## [Task to carry out]
Identify the lines holding "name" and copy them.

[Data tied to figure images]
#####

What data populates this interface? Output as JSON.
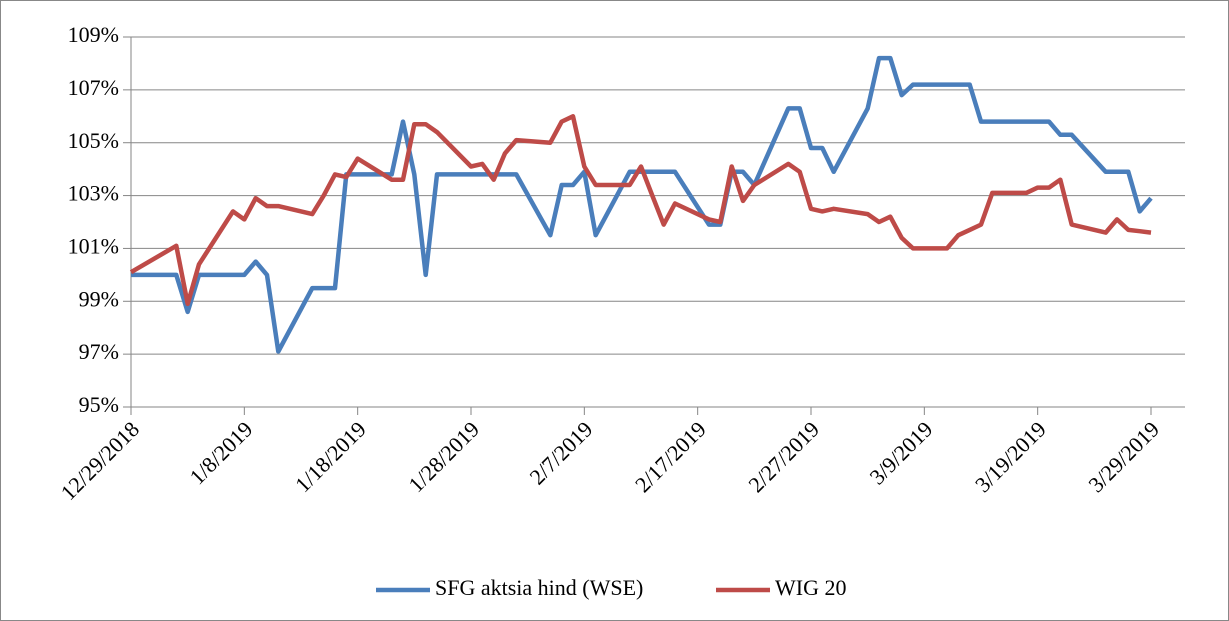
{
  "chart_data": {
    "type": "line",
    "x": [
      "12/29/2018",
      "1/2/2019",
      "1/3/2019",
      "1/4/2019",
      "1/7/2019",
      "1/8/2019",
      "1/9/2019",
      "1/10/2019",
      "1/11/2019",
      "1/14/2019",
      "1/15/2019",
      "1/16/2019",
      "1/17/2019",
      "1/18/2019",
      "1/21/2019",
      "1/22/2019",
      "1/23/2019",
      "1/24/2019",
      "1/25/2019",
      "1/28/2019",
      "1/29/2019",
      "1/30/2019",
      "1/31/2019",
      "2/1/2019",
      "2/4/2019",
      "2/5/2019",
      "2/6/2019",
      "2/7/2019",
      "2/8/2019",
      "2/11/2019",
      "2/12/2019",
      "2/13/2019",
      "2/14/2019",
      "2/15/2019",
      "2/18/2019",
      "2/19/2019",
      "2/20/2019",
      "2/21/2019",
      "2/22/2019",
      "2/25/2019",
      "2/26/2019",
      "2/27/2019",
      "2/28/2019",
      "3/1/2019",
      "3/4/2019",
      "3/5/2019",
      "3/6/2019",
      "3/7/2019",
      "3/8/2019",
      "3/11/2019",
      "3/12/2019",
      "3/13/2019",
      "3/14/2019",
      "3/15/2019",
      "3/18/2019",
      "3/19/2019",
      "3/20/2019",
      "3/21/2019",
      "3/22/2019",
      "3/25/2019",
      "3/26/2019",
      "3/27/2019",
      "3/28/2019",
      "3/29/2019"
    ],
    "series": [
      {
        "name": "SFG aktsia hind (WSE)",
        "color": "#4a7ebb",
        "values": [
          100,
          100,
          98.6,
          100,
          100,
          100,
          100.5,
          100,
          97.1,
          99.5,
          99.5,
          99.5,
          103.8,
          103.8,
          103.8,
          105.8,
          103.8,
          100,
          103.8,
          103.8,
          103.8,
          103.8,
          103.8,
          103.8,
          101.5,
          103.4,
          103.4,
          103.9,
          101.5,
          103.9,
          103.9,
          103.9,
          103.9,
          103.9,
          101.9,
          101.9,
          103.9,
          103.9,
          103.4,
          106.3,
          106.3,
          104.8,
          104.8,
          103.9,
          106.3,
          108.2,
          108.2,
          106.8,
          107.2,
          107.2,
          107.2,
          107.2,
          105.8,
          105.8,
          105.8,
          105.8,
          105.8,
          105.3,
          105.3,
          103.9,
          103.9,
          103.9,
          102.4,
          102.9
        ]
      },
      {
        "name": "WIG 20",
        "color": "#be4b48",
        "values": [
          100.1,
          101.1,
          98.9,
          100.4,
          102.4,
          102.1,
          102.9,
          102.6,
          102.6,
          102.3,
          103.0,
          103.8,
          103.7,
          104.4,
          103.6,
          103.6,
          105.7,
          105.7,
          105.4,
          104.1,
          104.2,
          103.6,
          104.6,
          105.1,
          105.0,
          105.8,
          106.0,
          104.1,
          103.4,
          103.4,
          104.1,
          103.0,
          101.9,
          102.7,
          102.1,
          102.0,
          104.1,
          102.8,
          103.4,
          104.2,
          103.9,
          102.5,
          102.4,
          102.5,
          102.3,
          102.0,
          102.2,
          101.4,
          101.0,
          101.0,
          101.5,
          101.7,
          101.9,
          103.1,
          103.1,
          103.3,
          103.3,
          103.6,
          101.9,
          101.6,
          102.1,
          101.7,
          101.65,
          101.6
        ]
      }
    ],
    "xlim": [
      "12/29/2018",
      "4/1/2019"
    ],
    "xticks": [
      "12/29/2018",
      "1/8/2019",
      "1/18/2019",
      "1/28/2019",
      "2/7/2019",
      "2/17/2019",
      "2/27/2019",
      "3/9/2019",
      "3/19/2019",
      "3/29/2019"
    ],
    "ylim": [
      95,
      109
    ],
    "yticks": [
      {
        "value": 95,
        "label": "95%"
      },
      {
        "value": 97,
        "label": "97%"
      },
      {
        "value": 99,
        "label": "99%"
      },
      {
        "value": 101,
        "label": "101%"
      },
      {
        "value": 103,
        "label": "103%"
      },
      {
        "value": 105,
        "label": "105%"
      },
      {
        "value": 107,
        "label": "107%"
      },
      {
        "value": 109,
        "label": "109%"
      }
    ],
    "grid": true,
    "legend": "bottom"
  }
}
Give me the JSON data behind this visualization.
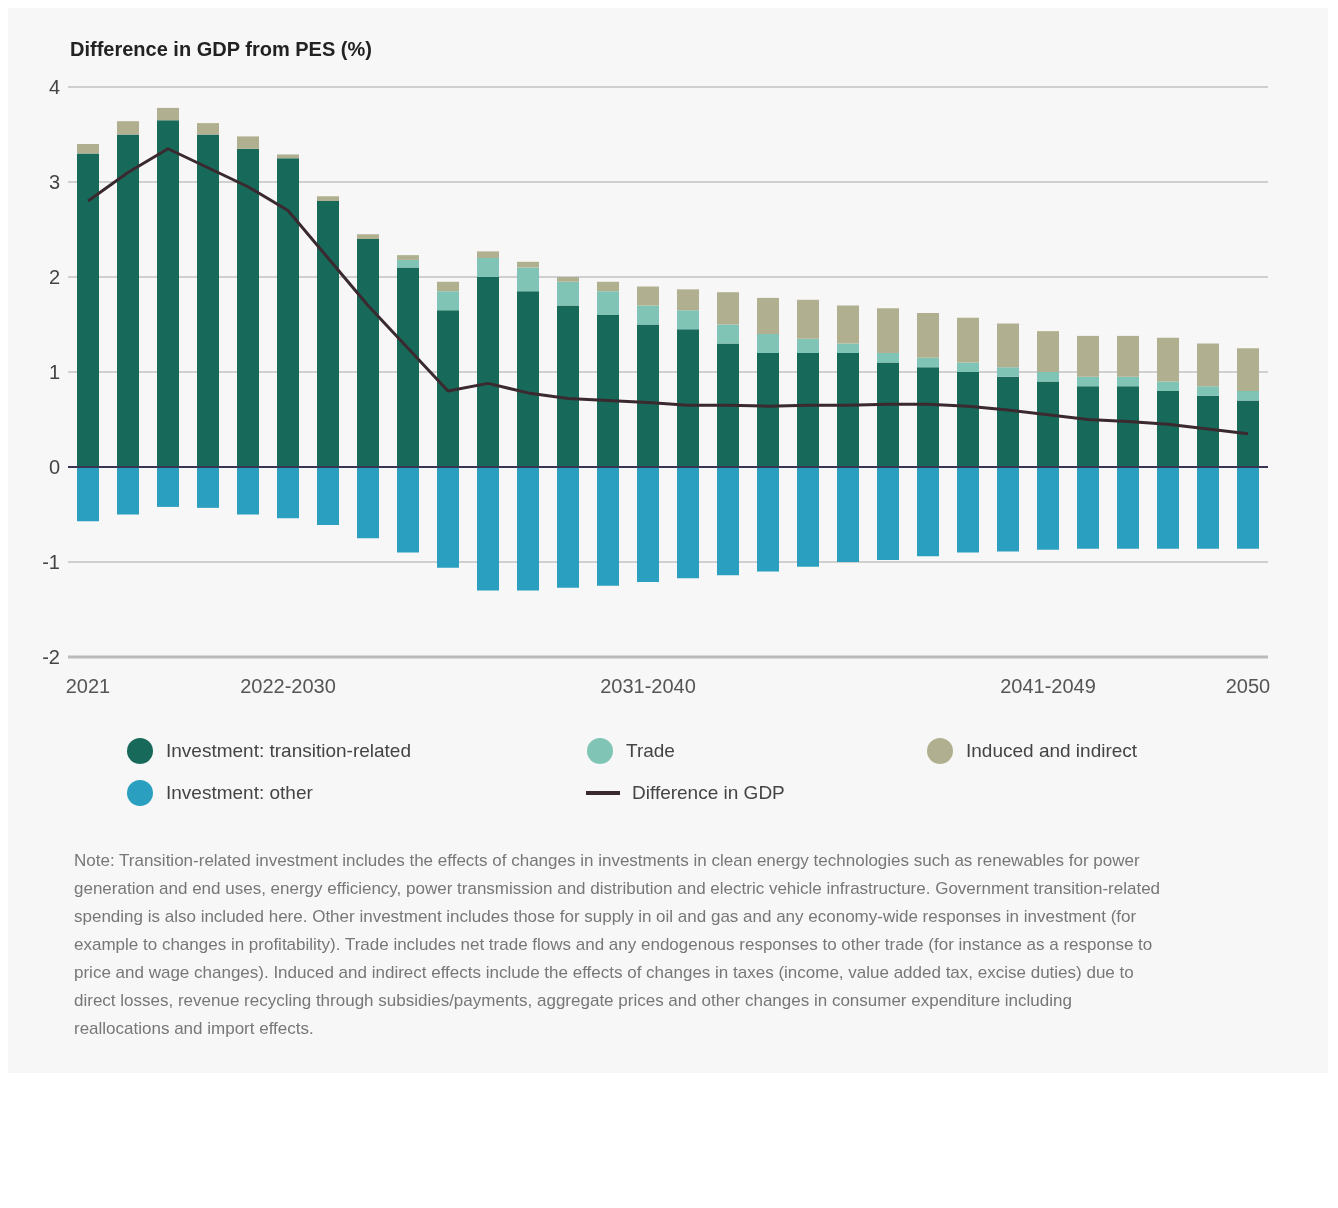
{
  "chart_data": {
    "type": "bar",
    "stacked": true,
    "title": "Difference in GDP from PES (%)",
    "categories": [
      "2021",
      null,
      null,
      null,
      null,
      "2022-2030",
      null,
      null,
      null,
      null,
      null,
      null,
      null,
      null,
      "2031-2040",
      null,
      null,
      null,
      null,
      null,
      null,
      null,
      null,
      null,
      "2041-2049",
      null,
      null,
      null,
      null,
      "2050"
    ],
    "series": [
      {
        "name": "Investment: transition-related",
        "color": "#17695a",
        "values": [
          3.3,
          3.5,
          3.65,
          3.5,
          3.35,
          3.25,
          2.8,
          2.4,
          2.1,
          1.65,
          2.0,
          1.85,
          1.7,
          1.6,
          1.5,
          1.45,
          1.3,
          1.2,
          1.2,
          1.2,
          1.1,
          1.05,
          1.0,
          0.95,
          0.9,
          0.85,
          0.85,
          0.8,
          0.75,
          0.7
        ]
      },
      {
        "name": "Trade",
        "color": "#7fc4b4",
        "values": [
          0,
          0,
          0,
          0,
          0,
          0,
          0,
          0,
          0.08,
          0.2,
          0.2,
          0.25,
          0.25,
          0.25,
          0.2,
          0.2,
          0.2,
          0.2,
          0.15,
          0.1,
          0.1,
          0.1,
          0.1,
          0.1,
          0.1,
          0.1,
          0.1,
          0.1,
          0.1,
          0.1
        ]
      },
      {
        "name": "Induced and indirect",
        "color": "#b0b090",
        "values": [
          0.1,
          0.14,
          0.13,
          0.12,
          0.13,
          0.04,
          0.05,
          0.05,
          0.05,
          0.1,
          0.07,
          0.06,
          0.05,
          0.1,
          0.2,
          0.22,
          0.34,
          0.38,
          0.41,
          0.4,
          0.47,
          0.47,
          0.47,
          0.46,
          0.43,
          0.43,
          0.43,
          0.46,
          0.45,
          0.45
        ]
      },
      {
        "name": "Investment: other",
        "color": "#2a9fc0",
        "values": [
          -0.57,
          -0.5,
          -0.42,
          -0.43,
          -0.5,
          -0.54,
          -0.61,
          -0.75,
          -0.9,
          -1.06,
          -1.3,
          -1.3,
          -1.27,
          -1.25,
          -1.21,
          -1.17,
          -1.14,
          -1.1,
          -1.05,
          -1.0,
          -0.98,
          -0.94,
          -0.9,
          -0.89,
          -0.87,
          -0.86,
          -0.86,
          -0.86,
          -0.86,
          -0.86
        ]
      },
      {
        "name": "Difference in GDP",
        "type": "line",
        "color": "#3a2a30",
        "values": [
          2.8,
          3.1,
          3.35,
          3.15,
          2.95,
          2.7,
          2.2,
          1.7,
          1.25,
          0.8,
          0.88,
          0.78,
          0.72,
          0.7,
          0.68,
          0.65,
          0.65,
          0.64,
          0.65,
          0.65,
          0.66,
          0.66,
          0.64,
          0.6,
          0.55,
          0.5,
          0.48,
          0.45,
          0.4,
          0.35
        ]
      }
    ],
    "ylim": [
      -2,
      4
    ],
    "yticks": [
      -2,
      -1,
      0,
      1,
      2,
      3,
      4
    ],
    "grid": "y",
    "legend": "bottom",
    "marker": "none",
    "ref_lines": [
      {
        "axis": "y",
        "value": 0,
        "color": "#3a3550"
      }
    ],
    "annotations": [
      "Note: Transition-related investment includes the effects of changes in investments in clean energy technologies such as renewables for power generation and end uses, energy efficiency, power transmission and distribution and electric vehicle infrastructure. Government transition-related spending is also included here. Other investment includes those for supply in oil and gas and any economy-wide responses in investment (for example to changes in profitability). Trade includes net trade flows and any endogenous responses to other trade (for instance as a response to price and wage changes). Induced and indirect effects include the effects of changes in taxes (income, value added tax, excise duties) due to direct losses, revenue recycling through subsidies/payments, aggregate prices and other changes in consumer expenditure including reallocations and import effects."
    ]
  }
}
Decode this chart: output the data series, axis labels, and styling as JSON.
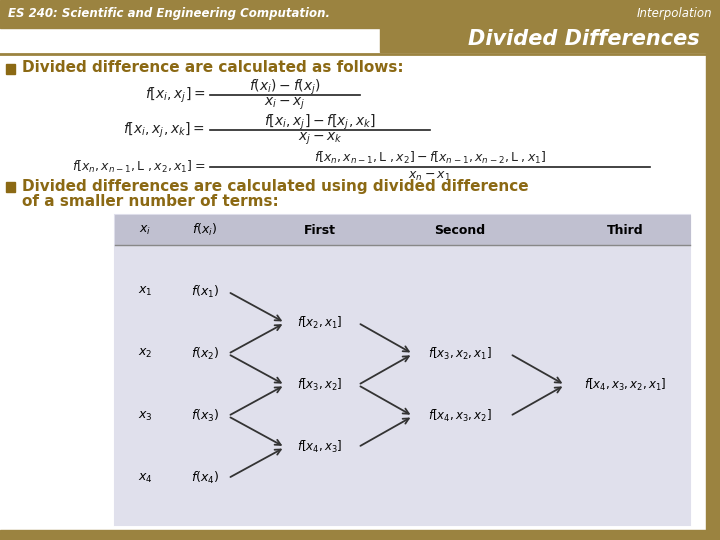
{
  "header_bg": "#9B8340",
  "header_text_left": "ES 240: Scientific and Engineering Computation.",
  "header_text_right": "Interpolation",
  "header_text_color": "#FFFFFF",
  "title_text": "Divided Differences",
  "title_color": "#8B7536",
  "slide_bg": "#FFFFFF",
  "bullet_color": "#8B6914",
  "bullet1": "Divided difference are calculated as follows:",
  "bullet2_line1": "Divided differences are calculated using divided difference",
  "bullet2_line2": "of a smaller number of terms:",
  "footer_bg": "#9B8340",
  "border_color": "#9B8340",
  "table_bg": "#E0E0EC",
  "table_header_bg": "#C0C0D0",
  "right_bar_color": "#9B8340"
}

#####

## [Answer to the exercise]
        "name": "SFG aktsia hind (WSE)",
        "name": "WIG 20",
        "name": "Investment: transition-related",
        "name": "Trade",
        "name": "Induced and indirect",
        "name": "Investment: other",
        "name": "Difference in GDP",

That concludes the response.